Some records:

══════════════════════════════

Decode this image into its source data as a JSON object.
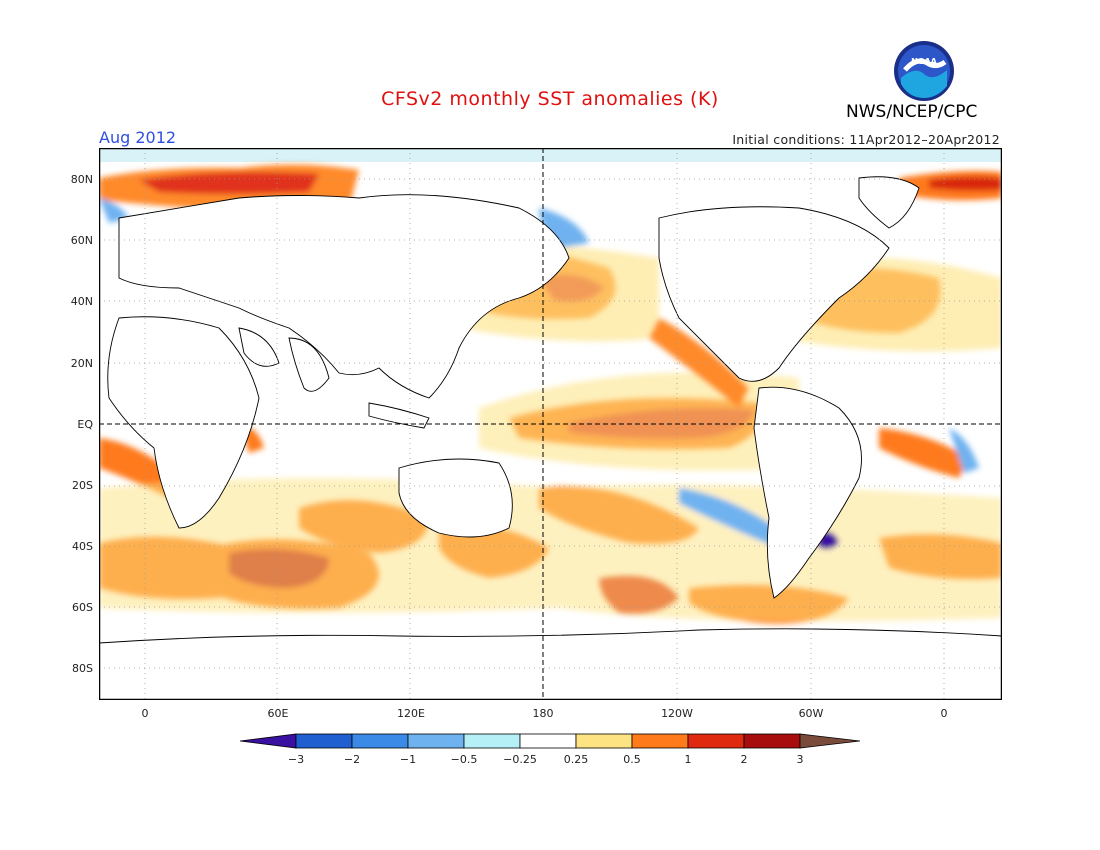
{
  "header": {
    "title": "CFSv2 monthly SST anomalies (K)",
    "month": "Aug 2012",
    "initial_conditions": "Initial conditions: 11Apr2012–20Apr2012",
    "agency": "NWS/NCEP/CPC",
    "logo_text": "NOAA"
  },
  "axes": {
    "lat_labels": [
      "80N",
      "60N",
      "40N",
      "20N",
      "EQ",
      "20S",
      "40S",
      "60S",
      "80S"
    ],
    "lon_labels": [
      "0",
      "60E",
      "120E",
      "180",
      "120W",
      "60W",
      "0"
    ]
  },
  "colorbar": {
    "labels": [
      "−3",
      "−2",
      "−1",
      "−0.5",
      "−0.25",
      "0.25",
      "0.5",
      "1",
      "2",
      "3"
    ],
    "colors": [
      "#3a10a0",
      "#1f5fd0",
      "#3a8ae6",
      "#6fb2f0",
      "#b4f0f5",
      "#ffffff",
      "#fde382",
      "#ff7a1a",
      "#e02a10",
      "#a80d0d",
      "#7a4a3a"
    ]
  },
  "colors": {
    "land": "#ffffff",
    "sea_ice": "#d8f2f8",
    "frame": "#000000"
  }
}
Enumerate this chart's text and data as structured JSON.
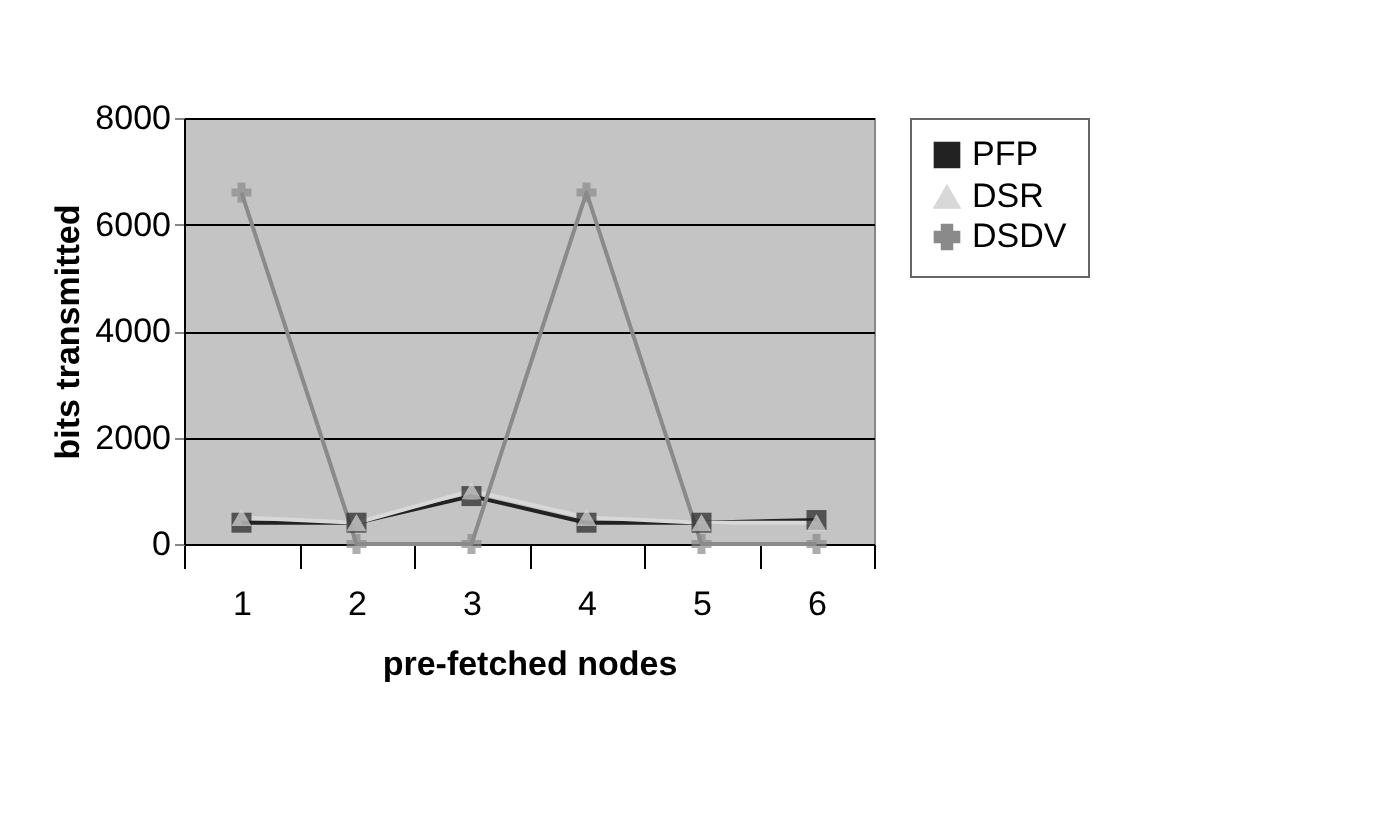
{
  "chart_data": {
    "type": "line",
    "xlabel": "pre-fetched nodes",
    "ylabel": "bits transmitted",
    "categories": [
      "1",
      "2",
      "3",
      "4",
      "5",
      "6"
    ],
    "series": [
      {
        "name": "PFP",
        "color": "#222222",
        "marker": "square",
        "values": [
          400,
          400,
          900,
          400,
          400,
          450
        ]
      },
      {
        "name": "DSR",
        "color": "#d8d8d8",
        "marker": "triangle",
        "values": [
          500,
          400,
          1000,
          500,
          400,
          400
        ]
      },
      {
        "name": "DSDV",
        "color": "#8a8a8a",
        "marker": "cross",
        "values": [
          6600,
          0,
          0,
          6600,
          0,
          0
        ]
      }
    ],
    "ylim": [
      0,
      8000
    ],
    "yticks": [
      0,
      2000,
      4000,
      6000,
      8000
    ],
    "grid": "y",
    "legend": "right"
  }
}
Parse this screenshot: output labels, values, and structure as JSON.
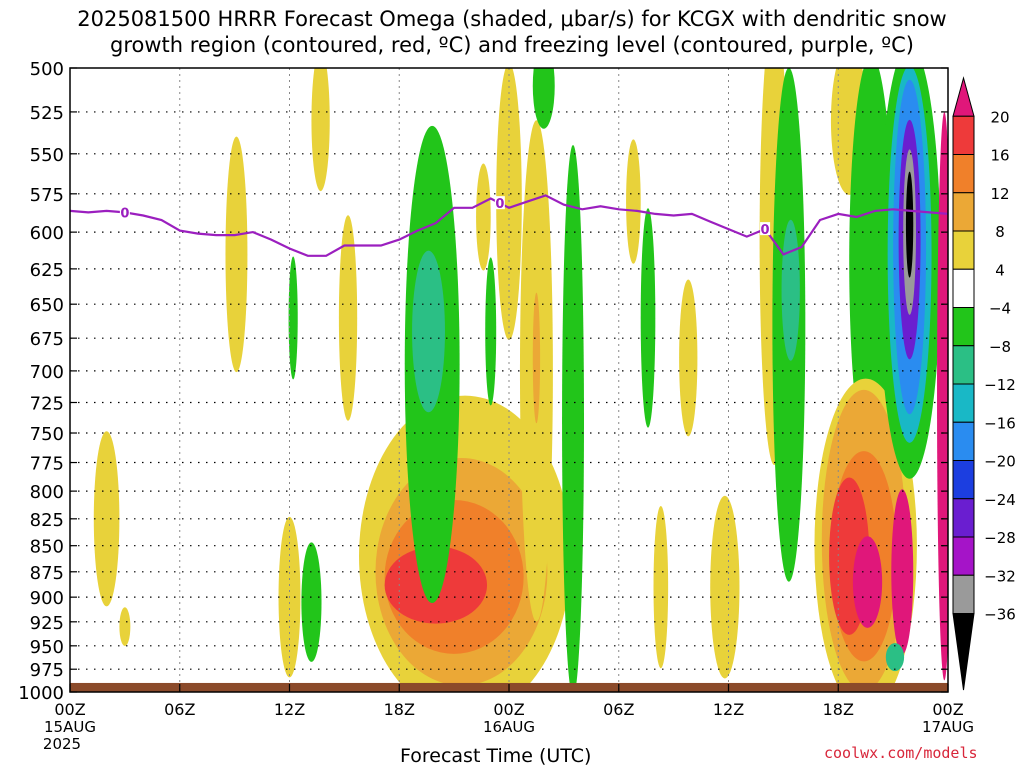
{
  "title": {
    "line1": "2025081500 HRRR Forecast Omega (shaded, μbar/s) for KCGX with dendritic snow",
    "line2": "growth region (contoured, red, ºC) and freezing level (contoured, purple, ºC)"
  },
  "footer": "coolwx.com/models",
  "chart_data": {
    "type": "heatmap",
    "xlabel": "Forecast Time (UTC)",
    "ylabel": "",
    "x_ticks": [
      {
        "hour": 0,
        "label": "00Z",
        "sub1": "15AUG",
        "sub2": "2025"
      },
      {
        "hour": 6,
        "label": "06Z"
      },
      {
        "hour": 12,
        "label": "12Z"
      },
      {
        "hour": 18,
        "label": "18Z"
      },
      {
        "hour": 24,
        "label": "00Z",
        "sub1": "16AUG"
      },
      {
        "hour": 30,
        "label": "06Z"
      },
      {
        "hour": 36,
        "label": "12Z"
      },
      {
        "hour": 42,
        "label": "18Z"
      },
      {
        "hour": 48,
        "label": "00Z",
        "sub1": "17AUG"
      }
    ],
    "xlim": [
      0,
      48
    ],
    "y_ticks": [
      500,
      525,
      550,
      575,
      600,
      625,
      650,
      675,
      700,
      725,
      750,
      775,
      800,
      825,
      850,
      875,
      900,
      925,
      950,
      975,
      1000
    ],
    "ylim": [
      1000,
      500
    ],
    "y_scale": "log-pressure",
    "colorbar": {
      "levels": [
        {
          "from": 20,
          "to": 24,
          "color": "#e0177a"
        },
        {
          "from": 16,
          "to": 20,
          "color": "#ee3a3a"
        },
        {
          "from": 12,
          "to": 16,
          "color": "#f0802a"
        },
        {
          "from": 8,
          "to": 12,
          "color": "#eba836"
        },
        {
          "from": 4,
          "to": 8,
          "color": "#e8d23a"
        },
        {
          "from": -4,
          "to": 4,
          "color": "#ffffff"
        },
        {
          "from": -8,
          "to": -4,
          "color": "#22c51a"
        },
        {
          "from": -12,
          "to": -8,
          "color": "#2bbf85"
        },
        {
          "from": -16,
          "to": -12,
          "color": "#19b8c6"
        },
        {
          "from": -20,
          "to": -16,
          "color": "#2a8cf0"
        },
        {
          "from": -24,
          "to": -20,
          "color": "#1c3ee0"
        },
        {
          "from": -28,
          "to": -24,
          "color": "#6a1ed0"
        },
        {
          "from": -32,
          "to": -28,
          "color": "#a514c8"
        },
        {
          "from": -36,
          "to": -32,
          "color": "#9a9a9a"
        },
        {
          "from": -40,
          "to": -36,
          "color": "#000000"
        }
      ],
      "labels": [
        "20",
        "16",
        "12",
        "8",
        "4",
        "−4",
        "−8",
        "−12",
        "−16",
        "−20",
        "−24",
        "−28",
        "−32",
        "−36"
      ]
    },
    "freezing_level": {
      "label": "0",
      "color": "#9b1fbf",
      "points": [
        [
          0,
          586
        ],
        [
          1,
          587
        ],
        [
          2,
          586
        ],
        [
          3,
          587
        ],
        [
          4,
          589
        ],
        [
          5,
          592
        ],
        [
          6,
          599
        ],
        [
          7,
          601
        ],
        [
          8,
          602
        ],
        [
          9,
          602
        ],
        [
          10,
          600
        ],
        [
          11,
          605
        ],
        [
          12,
          611
        ],
        [
          13,
          616
        ],
        [
          14,
          616
        ],
        [
          15,
          609
        ],
        [
          16,
          609
        ],
        [
          17,
          609
        ],
        [
          18,
          605
        ],
        [
          19,
          599
        ],
        [
          20,
          594
        ],
        [
          21,
          584
        ],
        [
          22,
          584
        ],
        [
          23,
          578
        ],
        [
          24,
          584
        ],
        [
          25,
          580
        ],
        [
          26,
          576
        ],
        [
          27,
          582
        ],
        [
          28,
          585
        ],
        [
          29,
          583
        ],
        [
          30,
          585
        ],
        [
          31,
          586
        ],
        [
          32,
          588
        ],
        [
          33,
          589
        ],
        [
          34,
          588
        ],
        [
          35,
          593
        ],
        [
          36,
          598
        ],
        [
          37,
          603
        ],
        [
          38,
          598
        ],
        [
          39,
          615
        ],
        [
          40,
          610
        ],
        [
          41,
          592
        ],
        [
          42,
          588
        ],
        [
          43,
          590
        ],
        [
          44,
          586
        ],
        [
          45,
          585
        ],
        [
          46,
          586
        ],
        [
          47,
          587
        ],
        [
          48,
          588
        ]
      ],
      "label_hours": [
        3,
        23.5,
        38
      ]
    },
    "omega_features": [
      {
        "level": 4,
        "hour": 2.0,
        "p": 825,
        "rx": 0.7,
        "rp": 80
      },
      {
        "level": 4,
        "hour": 3.0,
        "p": 930,
        "rx": 0.3,
        "rp": 20
      },
      {
        "level": 4,
        "hour": 9.1,
        "p": 615,
        "rx": 0.6,
        "rp": 80
      },
      {
        "level": 4,
        "hour": 13.7,
        "p": 530,
        "rx": 0.5,
        "rp": 55
      },
      {
        "level": 4,
        "hour": 15.2,
        "p": 660,
        "rx": 0.5,
        "rp": 75
      },
      {
        "level": 4,
        "hour": 12.0,
        "p": 900,
        "rx": 0.6,
        "rp": 80
      },
      {
        "level": -4,
        "hour": 12.2,
        "p": 660,
        "rx": 0.25,
        "rp": 45
      },
      {
        "level": -4,
        "hour": 13.2,
        "p": 905,
        "rx": 0.55,
        "rp": 60
      },
      {
        "level": 4,
        "hour": 21.6,
        "p": 860,
        "rx": 5.8,
        "rp": 160
      },
      {
        "level": 8,
        "hour": 21.4,
        "p": 875,
        "rx": 4.7,
        "rp": 110
      },
      {
        "level": 12,
        "hour": 21.0,
        "p": 880,
        "rx": 3.8,
        "rp": 75
      },
      {
        "level": 16,
        "hour": 20.0,
        "p": 888,
        "rx": 2.8,
        "rp": 38
      },
      {
        "level": -4,
        "hour": 19.8,
        "p": 695,
        "rx": 1.5,
        "rp": 180
      },
      {
        "level": -8,
        "hour": 19.6,
        "p": 670,
        "rx": 0.9,
        "rp": 60
      },
      {
        "level": 4,
        "hour": 22.6,
        "p": 590,
        "rx": 0.4,
        "rp": 35
      },
      {
        "level": 4,
        "hour": 25.5,
        "p": 700,
        "rx": 0.9,
        "rp": 190
      },
      {
        "level": 4,
        "hour": 24.0,
        "p": 580,
        "rx": 0.7,
        "rp": 100
      },
      {
        "level": 8,
        "hour": 25.5,
        "p": 690,
        "rx": 0.2,
        "rp": 50
      },
      {
        "level": -4,
        "hour": 25.9,
        "p": 510,
        "rx": 0.6,
        "rp": 40
      },
      {
        "level": -4,
        "hour": 27.5,
        "p": 740,
        "rx": 0.6,
        "rp": 220
      },
      {
        "level": -4,
        "hour": 23.0,
        "p": 670,
        "rx": 0.3,
        "rp": 55
      },
      {
        "level": 4,
        "hour": 30.8,
        "p": 580,
        "rx": 0.4,
        "rp": 40
      },
      {
        "level": -4,
        "hour": 31.6,
        "p": 660,
        "rx": 0.4,
        "rp": 80
      },
      {
        "level": 4,
        "hour": 33.8,
        "p": 690,
        "rx": 0.5,
        "rp": 60
      },
      {
        "level": 4,
        "hour": 32.3,
        "p": 890,
        "rx": 0.4,
        "rp": 80
      },
      {
        "level": 4,
        "hour": 35.8,
        "p": 890,
        "rx": 0.8,
        "rp": 90
      },
      {
        "level": 4,
        "hour": 38.5,
        "p": 605,
        "rx": 0.8,
        "rp": 220
      },
      {
        "level": -4,
        "hour": 39.3,
        "p": 665,
        "rx": 0.9,
        "rp": 220
      },
      {
        "level": -8,
        "hour": 39.4,
        "p": 640,
        "rx": 0.5,
        "rp": 50
      },
      {
        "level": 4,
        "hour": 42.6,
        "p": 530,
        "rx": 1.0,
        "rp": 60
      },
      {
        "level": -4,
        "hour": 43.8,
        "p": 620,
        "rx": 1.2,
        "rp": 170
      },
      {
        "level": 4,
        "hour": 43.5,
        "p": 850,
        "rx": 2.8,
        "rp": 160
      },
      {
        "level": 8,
        "hour": 43.4,
        "p": 845,
        "rx": 2.3,
        "rp": 140
      },
      {
        "level": 12,
        "hour": 43.4,
        "p": 860,
        "rx": 1.8,
        "rp": 100
      },
      {
        "level": 16,
        "hour": 42.6,
        "p": 860,
        "rx": 1.1,
        "rp": 75
      },
      {
        "level": 20,
        "hour": 45.5,
        "p": 875,
        "rx": 0.6,
        "rp": 80
      },
      {
        "level": 20,
        "hour": 43.6,
        "p": 885,
        "rx": 0.8,
        "rp": 45
      },
      {
        "level": -4,
        "hour": 45.9,
        "p": 620,
        "rx": 1.7,
        "rp": 190
      },
      {
        "level": -12,
        "hour": 45.9,
        "p": 615,
        "rx": 1.2,
        "rp": 145
      },
      {
        "level": -16,
        "hour": 45.9,
        "p": 610,
        "rx": 0.9,
        "rp": 115
      },
      {
        "level": -24,
        "hour": 45.9,
        "p": 605,
        "rx": 0.6,
        "rp": 80
      },
      {
        "level": -32,
        "hour": 45.9,
        "p": 600,
        "rx": 0.35,
        "rp": 55
      },
      {
        "level": -36,
        "hour": 45.9,
        "p": 595,
        "rx": 0.2,
        "rp": 35
      },
      {
        "level": -8,
        "hour": 45.1,
        "p": 962,
        "rx": 0.5,
        "rp": 15
      },
      {
        "level": 20,
        "hour": 47.8,
        "p": 720,
        "rx": 0.4,
        "rp": 220
      }
    ],
    "surface_color": "#8b4a2a"
  }
}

══════════════════════════════

AIM OF THE TASK — Scan the records for the string "marker". Copy each line in which it appears.

EXERCISE RESULT —
        "marker": "square",
        "marker": "triangle",
        "marker": "cross",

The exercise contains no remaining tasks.